§ **Task statement**
Copy the data precisely, keeping every character.

------------------------------------------------------------------------

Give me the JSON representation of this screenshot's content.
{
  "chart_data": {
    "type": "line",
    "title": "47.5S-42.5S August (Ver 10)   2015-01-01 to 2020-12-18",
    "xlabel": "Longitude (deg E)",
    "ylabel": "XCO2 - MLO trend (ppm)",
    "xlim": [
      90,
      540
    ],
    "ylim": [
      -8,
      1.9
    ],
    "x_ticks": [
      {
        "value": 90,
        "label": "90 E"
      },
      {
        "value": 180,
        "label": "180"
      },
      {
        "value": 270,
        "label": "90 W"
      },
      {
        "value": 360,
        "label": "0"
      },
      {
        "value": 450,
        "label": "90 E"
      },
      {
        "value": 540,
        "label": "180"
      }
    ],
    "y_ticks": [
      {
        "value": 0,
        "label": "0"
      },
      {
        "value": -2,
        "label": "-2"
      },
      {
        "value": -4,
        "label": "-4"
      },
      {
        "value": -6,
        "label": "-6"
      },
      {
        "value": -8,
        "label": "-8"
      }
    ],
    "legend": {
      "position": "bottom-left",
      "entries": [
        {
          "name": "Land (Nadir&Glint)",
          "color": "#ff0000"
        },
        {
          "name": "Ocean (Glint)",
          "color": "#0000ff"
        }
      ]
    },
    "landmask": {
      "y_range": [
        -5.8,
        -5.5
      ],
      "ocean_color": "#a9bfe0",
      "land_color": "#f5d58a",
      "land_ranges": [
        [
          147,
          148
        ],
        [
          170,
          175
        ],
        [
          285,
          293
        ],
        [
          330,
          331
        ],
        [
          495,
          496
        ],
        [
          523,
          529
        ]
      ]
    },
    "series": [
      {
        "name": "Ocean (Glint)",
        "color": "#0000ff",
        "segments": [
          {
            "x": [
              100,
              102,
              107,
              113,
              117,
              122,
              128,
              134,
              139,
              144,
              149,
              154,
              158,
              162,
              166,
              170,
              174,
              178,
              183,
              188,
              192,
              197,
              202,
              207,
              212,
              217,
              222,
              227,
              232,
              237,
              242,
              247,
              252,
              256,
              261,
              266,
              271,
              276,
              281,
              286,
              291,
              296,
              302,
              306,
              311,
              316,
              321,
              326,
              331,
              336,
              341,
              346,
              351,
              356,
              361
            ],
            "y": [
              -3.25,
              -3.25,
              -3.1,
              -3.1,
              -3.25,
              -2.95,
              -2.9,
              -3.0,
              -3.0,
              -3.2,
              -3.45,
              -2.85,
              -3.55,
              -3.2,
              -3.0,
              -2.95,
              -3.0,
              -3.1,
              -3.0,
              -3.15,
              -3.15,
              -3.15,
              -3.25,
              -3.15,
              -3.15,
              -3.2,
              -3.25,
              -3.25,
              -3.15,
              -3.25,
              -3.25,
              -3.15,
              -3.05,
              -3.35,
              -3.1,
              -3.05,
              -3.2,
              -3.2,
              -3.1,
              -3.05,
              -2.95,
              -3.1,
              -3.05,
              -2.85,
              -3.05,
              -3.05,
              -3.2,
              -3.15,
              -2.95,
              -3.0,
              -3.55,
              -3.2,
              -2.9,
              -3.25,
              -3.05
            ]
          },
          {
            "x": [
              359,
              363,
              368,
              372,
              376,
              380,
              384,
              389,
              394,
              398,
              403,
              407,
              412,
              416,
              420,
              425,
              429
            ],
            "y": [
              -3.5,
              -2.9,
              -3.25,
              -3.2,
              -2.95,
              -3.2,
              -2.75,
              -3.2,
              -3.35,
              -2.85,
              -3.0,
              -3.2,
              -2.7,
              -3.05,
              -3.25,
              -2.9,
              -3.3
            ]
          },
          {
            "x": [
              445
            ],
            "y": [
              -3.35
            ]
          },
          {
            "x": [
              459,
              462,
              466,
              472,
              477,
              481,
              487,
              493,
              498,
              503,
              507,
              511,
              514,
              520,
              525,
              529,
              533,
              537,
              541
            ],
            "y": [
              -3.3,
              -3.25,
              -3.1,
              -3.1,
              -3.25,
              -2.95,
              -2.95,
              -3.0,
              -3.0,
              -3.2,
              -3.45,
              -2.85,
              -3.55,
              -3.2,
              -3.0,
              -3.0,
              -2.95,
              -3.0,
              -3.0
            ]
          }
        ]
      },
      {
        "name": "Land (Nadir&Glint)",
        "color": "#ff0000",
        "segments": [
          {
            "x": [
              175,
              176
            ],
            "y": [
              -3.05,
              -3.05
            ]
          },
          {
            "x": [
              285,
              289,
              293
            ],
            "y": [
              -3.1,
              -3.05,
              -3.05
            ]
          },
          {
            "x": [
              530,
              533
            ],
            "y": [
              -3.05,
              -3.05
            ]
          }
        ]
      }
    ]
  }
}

------------------------------------------------------------------------

§ **Complete answer**
Give me the JSON representation of this screenshot's content.
{
  "chart_data": {
    "type": "line",
    "title": "47.5S-42.5S August (Ver 10)   2015-01-01 to 2020-12-18",
    "xlabel": "Longitude (deg E)",
    "ylabel": "XCO2 - MLO trend (ppm)",
    "xlim": [
      90,
      540
    ],
    "ylim": [
      -8,
      1.9
    ],
    "x_ticks": [
      {
        "value": 90,
        "label": "90 E"
      },
      {
        "value": 180,
        "label": "180"
      },
      {
        "value": 270,
        "label": "90 W"
      },
      {
        "value": 360,
        "label": "0"
      },
      {
        "value": 450,
        "label": "90 E"
      },
      {
        "value": 540,
        "label": "180"
      }
    ],
    "y_ticks": [
      {
        "value": 0,
        "label": "0"
      },
      {
        "value": -2,
        "label": "-2"
      },
      {
        "value": -4,
        "label": "-4"
      },
      {
        "value": -6,
        "label": "-6"
      },
      {
        "value": -8,
        "label": "-8"
      }
    ],
    "legend": {
      "position": "bottom-left",
      "entries": [
        {
          "name": "Land (Nadir&Glint)",
          "color": "#ff0000"
        },
        {
          "name": "Ocean (Glint)",
          "color": "#0000ff"
        }
      ]
    },
    "landmask": {
      "y_range": [
        -5.8,
        -5.5
      ],
      "ocean_color": "#a9bfe0",
      "land_color": "#f5d58a",
      "land_ranges": [
        [
          147,
          148
        ],
        [
          170,
          175
        ],
        [
          285,
          293
        ],
        [
          330,
          331
        ],
        [
          495,
          496
        ],
        [
          523,
          529
        ]
      ]
    },
    "series": [
      {
        "name": "Ocean (Glint)",
        "color": "#0000ff",
        "segments": [
          {
            "x": [
              100,
              102,
              107,
              113,
              117,
              122,
              128,
              134,
              139,
              144,
              149,
              154,
              158,
              162,
              166,
              170,
              174,
              178,
              183,
              188,
              192,
              197,
              202,
              207,
              212,
              217,
              222,
              227,
              232,
              237,
              242,
              247,
              252,
              256,
              261,
              266,
              271,
              276,
              281,
              286,
              291,
              296,
              302,
              306,
              311,
              316,
              321,
              326,
              331,
              336,
              341,
              346,
              351,
              356,
              361
            ],
            "y": [
              -3.25,
              -3.25,
              -3.1,
              -3.1,
              -3.25,
              -2.95,
              -2.9,
              -3.0,
              -3.0,
              -3.2,
              -3.45,
              -2.85,
              -3.55,
              -3.2,
              -3.0,
              -2.95,
              -3.0,
              -3.1,
              -3.0,
              -3.15,
              -3.15,
              -3.15,
              -3.25,
              -3.15,
              -3.15,
              -3.2,
              -3.25,
              -3.25,
              -3.15,
              -3.25,
              -3.25,
              -3.15,
              -3.05,
              -3.35,
              -3.1,
              -3.05,
              -3.2,
              -3.2,
              -3.1,
              -3.05,
              -2.95,
              -3.1,
              -3.05,
              -2.85,
              -3.05,
              -3.05,
              -3.2,
              -3.15,
              -2.95,
              -3.0,
              -3.55,
              -3.2,
              -2.9,
              -3.25,
              -3.05
            ]
          },
          {
            "x": [
              359,
              363,
              368,
              372,
              376,
              380,
              384,
              389,
              394,
              398,
              403,
              407,
              412,
              416,
              420,
              425,
              429
            ],
            "y": [
              -3.5,
              -2.9,
              -3.25,
              -3.2,
              -2.95,
              -3.2,
              -2.75,
              -3.2,
              -3.35,
              -2.85,
              -3.0,
              -3.2,
              -2.7,
              -3.05,
              -3.25,
              -2.9,
              -3.3
            ]
          },
          {
            "x": [
              445
            ],
            "y": [
              -3.35
            ]
          },
          {
            "x": [
              459,
              462,
              466,
              472,
              477,
              481,
              487,
              493,
              498,
              503,
              507,
              511,
              514,
              520,
              525,
              529,
              533,
              537,
              541
            ],
            "y": [
              -3.3,
              -3.25,
              -3.1,
              -3.1,
              -3.25,
              -2.95,
              -2.95,
              -3.0,
              -3.0,
              -3.2,
              -3.45,
              -2.85,
              -3.55,
              -3.2,
              -3.0,
              -3.0,
              -2.95,
              -3.0,
              -3.0
            ]
          }
        ]
      },
      {
        "name": "Land (Nadir&Glint)",
        "color": "#ff0000",
        "segments": [
          {
            "x": [
              175,
              176
            ],
            "y": [
              -3.05,
              -3.05
            ]
          },
          {
            "x": [
              285,
              289,
              293
            ],
            "y": [
              -3.1,
              -3.05,
              -3.05
            ]
          },
          {
            "x": [
              530,
              533
            ],
            "y": [
              -3.05,
              -3.05
            ]
          }
        ]
      }
    ]
  }
}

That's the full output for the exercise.